Written task:
Select the lines that contain "Waveform" and copy each of them.

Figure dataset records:
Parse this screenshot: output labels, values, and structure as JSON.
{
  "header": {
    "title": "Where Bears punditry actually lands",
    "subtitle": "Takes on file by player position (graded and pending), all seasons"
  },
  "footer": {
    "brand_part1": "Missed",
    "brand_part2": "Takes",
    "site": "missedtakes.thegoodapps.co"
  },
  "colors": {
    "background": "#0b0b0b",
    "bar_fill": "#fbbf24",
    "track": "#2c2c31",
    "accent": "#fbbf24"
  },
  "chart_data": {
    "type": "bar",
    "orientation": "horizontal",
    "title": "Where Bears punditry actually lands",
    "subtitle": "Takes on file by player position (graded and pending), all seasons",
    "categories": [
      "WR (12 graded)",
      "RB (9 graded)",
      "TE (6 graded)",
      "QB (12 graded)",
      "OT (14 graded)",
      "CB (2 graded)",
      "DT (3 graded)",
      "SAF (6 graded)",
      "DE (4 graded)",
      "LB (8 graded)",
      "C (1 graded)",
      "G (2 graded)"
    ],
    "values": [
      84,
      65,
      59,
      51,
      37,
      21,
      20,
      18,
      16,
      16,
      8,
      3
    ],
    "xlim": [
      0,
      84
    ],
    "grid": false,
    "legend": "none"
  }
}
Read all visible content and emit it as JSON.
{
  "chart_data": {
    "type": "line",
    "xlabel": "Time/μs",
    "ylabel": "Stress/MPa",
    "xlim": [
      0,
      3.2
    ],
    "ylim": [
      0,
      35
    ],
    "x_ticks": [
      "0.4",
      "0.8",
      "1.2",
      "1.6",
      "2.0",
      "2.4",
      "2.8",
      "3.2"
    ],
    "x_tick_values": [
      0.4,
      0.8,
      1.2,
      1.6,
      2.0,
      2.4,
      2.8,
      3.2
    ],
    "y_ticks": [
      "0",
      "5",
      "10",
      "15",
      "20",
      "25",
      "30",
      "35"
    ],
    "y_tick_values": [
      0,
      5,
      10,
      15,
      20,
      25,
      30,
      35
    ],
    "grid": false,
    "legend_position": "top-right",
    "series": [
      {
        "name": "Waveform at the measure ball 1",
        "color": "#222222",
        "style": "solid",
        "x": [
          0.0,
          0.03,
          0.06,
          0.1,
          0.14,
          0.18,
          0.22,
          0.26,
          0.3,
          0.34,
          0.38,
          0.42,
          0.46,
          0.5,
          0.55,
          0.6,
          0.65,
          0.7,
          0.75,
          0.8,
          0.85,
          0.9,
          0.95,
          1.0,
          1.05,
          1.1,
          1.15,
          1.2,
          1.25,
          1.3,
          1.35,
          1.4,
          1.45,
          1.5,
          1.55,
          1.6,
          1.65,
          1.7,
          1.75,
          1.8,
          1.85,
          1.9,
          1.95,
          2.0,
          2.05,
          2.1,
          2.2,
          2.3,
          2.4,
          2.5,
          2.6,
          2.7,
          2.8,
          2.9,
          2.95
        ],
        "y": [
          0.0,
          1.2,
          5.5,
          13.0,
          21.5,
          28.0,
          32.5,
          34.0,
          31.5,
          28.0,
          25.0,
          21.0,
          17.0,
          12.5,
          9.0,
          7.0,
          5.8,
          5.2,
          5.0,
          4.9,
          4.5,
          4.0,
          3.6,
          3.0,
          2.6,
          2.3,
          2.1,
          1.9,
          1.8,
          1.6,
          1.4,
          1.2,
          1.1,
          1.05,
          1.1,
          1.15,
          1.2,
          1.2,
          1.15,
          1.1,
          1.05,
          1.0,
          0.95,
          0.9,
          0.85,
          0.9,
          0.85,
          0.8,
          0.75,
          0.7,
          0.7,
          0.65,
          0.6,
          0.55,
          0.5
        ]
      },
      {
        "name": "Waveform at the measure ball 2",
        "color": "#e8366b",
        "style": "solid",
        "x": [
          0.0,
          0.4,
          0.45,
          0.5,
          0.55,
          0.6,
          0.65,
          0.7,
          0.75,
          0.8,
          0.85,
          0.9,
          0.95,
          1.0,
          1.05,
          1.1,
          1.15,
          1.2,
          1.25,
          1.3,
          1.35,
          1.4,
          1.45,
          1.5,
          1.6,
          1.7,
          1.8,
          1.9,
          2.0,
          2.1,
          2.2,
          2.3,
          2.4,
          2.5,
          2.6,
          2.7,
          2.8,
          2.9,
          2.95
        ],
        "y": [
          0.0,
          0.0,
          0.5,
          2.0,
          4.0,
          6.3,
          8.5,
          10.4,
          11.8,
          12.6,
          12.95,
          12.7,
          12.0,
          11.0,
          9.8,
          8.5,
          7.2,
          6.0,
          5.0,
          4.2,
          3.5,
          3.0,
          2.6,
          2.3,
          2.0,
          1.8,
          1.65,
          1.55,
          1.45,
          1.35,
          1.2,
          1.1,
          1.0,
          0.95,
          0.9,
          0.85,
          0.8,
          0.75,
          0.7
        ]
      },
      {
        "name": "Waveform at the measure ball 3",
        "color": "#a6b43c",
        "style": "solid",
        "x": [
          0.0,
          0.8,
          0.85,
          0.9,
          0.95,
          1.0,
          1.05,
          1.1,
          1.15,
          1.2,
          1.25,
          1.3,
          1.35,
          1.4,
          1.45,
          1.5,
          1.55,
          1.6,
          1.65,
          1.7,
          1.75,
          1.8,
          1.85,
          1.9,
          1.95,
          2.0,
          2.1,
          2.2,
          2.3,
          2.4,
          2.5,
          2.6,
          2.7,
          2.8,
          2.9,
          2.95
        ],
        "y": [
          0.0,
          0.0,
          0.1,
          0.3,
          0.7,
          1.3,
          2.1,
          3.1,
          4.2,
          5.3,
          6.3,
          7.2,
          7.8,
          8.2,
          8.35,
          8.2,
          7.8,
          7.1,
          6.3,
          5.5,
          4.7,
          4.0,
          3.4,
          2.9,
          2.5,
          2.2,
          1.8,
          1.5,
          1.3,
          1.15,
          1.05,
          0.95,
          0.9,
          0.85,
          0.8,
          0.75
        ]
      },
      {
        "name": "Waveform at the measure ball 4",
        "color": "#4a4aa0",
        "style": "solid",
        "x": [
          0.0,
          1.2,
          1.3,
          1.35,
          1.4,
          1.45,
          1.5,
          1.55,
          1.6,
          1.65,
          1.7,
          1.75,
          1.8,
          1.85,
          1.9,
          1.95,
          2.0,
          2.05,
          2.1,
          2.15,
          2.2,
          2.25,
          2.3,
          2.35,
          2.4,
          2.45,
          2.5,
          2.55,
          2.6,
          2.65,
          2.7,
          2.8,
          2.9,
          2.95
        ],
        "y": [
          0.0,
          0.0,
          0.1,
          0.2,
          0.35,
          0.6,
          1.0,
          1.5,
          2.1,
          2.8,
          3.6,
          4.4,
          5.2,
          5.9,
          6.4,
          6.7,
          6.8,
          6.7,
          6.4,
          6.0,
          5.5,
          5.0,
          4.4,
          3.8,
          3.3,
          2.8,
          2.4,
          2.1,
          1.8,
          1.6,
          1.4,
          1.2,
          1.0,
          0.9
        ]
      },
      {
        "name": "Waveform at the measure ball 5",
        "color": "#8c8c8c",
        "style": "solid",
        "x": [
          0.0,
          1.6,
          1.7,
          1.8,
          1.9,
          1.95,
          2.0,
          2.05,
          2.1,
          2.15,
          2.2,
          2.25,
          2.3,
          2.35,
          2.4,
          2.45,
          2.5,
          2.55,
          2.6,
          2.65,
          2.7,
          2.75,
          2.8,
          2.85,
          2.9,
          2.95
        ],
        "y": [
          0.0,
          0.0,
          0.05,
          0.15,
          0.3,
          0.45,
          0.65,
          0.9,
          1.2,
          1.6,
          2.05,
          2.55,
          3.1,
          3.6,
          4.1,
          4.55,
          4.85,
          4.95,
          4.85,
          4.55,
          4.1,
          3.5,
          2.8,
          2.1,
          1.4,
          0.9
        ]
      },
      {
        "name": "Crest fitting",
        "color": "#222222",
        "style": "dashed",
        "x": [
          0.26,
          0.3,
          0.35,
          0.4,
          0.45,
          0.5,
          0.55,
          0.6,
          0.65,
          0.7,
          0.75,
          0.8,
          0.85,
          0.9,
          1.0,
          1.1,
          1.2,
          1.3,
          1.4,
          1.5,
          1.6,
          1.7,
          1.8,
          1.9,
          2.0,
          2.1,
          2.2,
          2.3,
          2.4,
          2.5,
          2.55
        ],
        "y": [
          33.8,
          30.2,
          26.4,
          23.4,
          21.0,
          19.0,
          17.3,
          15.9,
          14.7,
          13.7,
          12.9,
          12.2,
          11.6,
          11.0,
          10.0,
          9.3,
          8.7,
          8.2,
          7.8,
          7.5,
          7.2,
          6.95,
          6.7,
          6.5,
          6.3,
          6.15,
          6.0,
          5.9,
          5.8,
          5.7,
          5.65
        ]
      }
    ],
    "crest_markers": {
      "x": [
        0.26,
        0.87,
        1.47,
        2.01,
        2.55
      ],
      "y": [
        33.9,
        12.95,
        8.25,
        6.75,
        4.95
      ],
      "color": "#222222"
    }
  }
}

Response to this exercise:
        "name": "Waveform at the measure ball 1",
        "name": "Waveform at the measure ball 2",
        "name": "Waveform at the measure ball 3",
        "name": "Waveform at the measure ball 4",
        "name": "Waveform at the measure ball 5",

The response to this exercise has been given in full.